• _STORED ROWS_
• • • • • • •

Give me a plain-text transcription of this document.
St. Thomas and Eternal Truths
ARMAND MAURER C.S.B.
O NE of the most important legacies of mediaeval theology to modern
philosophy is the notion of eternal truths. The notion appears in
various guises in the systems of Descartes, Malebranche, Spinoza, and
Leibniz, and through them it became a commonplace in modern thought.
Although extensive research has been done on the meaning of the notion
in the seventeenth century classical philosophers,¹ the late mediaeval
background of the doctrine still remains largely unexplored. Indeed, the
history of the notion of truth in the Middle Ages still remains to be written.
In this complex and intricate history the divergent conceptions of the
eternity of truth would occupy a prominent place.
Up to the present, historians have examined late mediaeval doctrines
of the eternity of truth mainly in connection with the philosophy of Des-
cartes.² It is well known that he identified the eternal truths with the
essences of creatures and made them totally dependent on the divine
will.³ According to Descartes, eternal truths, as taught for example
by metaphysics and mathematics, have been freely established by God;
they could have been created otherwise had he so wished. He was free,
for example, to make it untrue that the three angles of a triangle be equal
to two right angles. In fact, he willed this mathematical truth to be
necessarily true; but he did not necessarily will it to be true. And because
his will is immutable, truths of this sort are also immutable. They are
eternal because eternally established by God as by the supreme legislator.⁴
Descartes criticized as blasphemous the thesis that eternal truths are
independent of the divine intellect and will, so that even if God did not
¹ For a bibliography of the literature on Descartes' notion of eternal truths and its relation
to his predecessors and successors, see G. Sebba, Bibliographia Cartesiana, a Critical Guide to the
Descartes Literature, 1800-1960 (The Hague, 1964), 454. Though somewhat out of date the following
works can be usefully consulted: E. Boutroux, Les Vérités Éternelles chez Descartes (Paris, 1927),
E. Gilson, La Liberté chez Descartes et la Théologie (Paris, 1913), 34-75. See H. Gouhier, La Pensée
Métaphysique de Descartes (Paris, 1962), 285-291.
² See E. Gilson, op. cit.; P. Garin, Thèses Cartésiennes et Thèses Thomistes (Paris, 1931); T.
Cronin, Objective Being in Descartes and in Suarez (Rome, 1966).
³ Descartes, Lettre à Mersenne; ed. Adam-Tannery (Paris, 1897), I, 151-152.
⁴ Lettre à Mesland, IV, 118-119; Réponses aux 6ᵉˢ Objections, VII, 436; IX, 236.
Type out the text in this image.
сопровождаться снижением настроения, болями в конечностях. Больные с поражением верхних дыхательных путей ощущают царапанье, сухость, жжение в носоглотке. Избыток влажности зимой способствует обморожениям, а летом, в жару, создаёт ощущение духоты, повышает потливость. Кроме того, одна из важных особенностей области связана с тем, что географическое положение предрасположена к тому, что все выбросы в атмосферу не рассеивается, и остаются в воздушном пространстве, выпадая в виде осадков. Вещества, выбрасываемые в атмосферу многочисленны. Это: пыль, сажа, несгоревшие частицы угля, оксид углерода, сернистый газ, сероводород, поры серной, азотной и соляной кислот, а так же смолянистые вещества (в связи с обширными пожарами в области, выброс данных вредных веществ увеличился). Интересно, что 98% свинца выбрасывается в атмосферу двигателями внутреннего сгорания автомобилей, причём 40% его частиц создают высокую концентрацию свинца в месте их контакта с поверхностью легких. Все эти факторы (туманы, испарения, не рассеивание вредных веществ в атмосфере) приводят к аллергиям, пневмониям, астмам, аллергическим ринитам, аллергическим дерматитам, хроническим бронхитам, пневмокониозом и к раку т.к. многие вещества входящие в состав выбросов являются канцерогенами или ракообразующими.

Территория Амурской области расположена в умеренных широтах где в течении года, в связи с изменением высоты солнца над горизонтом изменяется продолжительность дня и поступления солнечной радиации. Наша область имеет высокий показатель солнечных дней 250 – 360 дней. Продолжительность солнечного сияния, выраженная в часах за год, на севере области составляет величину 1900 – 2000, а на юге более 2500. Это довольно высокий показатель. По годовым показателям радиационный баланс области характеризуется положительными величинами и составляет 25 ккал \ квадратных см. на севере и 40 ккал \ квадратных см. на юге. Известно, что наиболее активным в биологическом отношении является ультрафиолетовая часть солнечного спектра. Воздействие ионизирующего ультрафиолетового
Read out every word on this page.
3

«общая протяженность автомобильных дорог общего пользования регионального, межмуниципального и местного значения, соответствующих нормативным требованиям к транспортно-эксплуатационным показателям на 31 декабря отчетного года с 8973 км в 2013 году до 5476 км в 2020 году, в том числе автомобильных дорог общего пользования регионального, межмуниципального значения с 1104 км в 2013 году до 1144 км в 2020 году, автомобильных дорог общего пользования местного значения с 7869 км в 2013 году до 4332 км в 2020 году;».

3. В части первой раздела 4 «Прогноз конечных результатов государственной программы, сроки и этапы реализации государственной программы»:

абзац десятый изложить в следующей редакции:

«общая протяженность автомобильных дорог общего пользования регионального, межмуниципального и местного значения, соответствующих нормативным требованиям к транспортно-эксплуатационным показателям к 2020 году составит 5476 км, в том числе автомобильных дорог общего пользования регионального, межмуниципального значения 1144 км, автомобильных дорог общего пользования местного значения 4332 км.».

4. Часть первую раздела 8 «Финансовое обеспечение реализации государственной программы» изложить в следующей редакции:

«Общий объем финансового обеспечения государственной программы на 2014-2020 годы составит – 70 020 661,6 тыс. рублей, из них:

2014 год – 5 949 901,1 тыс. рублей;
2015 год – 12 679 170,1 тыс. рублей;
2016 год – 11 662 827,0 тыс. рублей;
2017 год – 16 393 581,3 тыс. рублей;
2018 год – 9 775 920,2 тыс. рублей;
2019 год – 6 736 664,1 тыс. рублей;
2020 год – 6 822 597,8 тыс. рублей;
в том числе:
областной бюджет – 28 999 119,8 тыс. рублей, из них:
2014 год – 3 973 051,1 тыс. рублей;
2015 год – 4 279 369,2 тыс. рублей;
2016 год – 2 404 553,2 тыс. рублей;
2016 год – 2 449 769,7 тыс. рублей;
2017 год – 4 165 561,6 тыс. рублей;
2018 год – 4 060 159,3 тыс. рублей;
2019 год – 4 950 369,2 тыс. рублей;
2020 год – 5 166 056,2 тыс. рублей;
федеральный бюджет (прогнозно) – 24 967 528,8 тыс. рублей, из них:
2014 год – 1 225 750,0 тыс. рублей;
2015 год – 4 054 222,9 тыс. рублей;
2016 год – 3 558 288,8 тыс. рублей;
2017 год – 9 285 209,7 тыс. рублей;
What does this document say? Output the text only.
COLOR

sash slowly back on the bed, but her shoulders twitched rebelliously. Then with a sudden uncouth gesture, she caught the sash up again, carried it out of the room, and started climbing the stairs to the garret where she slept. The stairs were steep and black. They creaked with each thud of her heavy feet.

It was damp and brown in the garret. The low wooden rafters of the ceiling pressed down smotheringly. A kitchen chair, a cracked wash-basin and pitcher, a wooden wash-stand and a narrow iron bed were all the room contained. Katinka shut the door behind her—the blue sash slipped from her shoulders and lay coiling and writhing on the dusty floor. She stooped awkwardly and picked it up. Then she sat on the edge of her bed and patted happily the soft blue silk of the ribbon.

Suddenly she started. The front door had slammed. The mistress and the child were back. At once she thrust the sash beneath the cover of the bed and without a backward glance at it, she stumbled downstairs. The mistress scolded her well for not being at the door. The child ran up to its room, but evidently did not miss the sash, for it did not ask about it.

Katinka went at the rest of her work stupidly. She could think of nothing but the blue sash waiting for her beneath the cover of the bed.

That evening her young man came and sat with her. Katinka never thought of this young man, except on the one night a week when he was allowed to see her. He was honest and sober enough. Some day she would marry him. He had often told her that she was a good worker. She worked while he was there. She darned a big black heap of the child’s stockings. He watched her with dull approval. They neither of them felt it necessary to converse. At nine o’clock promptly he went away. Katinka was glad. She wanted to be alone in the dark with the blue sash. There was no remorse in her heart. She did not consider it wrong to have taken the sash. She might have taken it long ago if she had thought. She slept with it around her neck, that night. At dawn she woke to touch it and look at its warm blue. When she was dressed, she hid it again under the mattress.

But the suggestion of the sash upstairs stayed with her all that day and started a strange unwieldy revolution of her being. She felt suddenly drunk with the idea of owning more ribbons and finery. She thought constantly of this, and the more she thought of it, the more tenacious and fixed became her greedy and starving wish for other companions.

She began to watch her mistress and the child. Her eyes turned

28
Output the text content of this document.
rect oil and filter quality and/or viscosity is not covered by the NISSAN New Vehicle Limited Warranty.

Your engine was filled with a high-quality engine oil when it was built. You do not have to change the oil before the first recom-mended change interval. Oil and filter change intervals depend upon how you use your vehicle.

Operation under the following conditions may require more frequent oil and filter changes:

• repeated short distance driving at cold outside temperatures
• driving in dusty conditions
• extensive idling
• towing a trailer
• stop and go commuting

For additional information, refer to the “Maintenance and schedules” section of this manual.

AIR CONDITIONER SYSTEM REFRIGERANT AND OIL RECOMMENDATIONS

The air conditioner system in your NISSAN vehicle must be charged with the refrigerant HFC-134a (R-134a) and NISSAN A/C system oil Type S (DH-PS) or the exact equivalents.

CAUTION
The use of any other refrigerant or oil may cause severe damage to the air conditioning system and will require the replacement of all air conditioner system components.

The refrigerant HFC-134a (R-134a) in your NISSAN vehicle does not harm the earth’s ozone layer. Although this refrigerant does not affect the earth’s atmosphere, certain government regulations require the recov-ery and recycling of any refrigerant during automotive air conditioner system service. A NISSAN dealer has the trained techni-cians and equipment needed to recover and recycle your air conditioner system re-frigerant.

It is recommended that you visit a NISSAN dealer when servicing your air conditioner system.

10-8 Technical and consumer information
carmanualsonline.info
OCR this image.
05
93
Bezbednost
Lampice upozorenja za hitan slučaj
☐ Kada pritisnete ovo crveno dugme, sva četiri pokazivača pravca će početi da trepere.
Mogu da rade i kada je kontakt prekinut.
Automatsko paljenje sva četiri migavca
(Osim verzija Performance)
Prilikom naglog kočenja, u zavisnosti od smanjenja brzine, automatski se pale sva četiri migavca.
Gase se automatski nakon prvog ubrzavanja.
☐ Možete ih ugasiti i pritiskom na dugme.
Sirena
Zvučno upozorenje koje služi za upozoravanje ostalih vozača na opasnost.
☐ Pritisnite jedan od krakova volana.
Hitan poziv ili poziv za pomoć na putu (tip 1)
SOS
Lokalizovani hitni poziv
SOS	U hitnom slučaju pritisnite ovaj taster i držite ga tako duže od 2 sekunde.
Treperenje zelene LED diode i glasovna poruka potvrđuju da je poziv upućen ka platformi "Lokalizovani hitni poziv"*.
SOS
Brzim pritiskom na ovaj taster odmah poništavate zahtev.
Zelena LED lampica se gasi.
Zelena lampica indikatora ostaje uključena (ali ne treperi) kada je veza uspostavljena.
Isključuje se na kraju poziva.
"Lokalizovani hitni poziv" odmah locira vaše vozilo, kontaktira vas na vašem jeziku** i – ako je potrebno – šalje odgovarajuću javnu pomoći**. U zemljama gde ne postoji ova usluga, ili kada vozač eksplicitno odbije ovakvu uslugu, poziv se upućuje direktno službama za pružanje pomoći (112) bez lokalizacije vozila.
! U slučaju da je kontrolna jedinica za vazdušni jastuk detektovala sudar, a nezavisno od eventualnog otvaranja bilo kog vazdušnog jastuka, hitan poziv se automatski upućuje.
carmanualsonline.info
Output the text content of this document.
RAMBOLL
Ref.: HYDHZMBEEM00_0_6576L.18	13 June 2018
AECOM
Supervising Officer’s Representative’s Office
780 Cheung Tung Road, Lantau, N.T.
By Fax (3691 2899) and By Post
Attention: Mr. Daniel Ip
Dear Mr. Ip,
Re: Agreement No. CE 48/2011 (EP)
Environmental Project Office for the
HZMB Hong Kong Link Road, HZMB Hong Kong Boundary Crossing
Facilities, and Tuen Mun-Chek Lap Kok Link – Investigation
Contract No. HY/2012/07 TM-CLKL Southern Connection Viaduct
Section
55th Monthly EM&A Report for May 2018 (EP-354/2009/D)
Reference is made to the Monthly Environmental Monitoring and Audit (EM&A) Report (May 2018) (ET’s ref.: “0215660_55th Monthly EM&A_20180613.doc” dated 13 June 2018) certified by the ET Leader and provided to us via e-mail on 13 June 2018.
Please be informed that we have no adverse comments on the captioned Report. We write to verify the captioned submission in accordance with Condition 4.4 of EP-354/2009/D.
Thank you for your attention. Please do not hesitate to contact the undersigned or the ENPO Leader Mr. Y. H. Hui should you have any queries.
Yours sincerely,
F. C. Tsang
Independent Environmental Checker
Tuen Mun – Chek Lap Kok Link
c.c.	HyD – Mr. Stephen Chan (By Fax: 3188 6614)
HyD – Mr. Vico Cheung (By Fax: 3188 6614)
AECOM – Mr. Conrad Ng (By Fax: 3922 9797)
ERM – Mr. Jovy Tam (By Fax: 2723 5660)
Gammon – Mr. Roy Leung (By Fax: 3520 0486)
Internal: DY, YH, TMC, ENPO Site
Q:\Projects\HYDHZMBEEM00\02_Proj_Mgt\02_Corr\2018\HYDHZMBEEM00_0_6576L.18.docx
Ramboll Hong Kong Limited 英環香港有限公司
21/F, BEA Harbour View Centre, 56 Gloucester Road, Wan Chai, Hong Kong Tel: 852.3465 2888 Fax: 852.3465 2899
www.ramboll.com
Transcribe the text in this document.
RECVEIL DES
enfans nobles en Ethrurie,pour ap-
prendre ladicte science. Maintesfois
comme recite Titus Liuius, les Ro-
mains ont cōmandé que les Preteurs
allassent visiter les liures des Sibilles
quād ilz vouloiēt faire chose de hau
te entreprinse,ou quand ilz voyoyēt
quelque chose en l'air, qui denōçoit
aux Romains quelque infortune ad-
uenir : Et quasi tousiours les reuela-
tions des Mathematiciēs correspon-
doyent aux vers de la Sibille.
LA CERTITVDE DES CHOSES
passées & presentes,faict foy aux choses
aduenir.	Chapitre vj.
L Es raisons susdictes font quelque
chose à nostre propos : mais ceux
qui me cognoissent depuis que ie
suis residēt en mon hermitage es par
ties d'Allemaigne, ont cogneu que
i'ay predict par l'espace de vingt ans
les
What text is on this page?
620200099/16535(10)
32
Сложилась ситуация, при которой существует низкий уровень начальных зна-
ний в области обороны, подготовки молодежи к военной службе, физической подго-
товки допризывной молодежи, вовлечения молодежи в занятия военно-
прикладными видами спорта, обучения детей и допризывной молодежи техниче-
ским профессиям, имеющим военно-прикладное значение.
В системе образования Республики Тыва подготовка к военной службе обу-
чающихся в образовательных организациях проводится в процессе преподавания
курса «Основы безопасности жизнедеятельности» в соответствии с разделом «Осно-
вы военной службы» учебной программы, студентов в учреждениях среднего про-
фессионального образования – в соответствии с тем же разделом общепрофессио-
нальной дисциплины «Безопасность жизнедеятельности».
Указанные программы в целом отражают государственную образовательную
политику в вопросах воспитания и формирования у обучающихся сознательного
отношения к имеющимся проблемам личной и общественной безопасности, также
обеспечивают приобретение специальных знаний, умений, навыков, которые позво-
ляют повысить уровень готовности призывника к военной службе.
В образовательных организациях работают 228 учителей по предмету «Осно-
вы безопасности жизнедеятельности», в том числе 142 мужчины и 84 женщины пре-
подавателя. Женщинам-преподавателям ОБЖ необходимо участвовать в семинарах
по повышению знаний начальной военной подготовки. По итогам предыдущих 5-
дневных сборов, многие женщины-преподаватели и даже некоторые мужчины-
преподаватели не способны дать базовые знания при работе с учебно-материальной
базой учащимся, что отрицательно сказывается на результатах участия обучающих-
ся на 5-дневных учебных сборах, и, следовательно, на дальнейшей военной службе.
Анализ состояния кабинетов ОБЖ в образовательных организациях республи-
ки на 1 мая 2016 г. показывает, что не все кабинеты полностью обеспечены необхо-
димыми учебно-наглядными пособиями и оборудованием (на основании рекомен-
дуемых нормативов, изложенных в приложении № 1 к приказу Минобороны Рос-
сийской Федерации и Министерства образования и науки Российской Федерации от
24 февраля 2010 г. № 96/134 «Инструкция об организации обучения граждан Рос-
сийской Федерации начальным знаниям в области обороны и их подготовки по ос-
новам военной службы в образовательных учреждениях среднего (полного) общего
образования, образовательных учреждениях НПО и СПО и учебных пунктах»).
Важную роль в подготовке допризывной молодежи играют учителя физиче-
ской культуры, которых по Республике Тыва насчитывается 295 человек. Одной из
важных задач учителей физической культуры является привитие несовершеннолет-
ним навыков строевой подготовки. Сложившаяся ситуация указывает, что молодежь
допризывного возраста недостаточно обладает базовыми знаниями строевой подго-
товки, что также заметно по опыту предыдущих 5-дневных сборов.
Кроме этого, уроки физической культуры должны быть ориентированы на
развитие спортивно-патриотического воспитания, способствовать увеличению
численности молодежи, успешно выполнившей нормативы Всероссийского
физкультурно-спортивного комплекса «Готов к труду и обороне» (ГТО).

• • • • • • •

• _YOUR TASK_
Count every line of the records that holds "Office". State the number, nothing else.

• _RESULT OF THIS EXERCISE_
2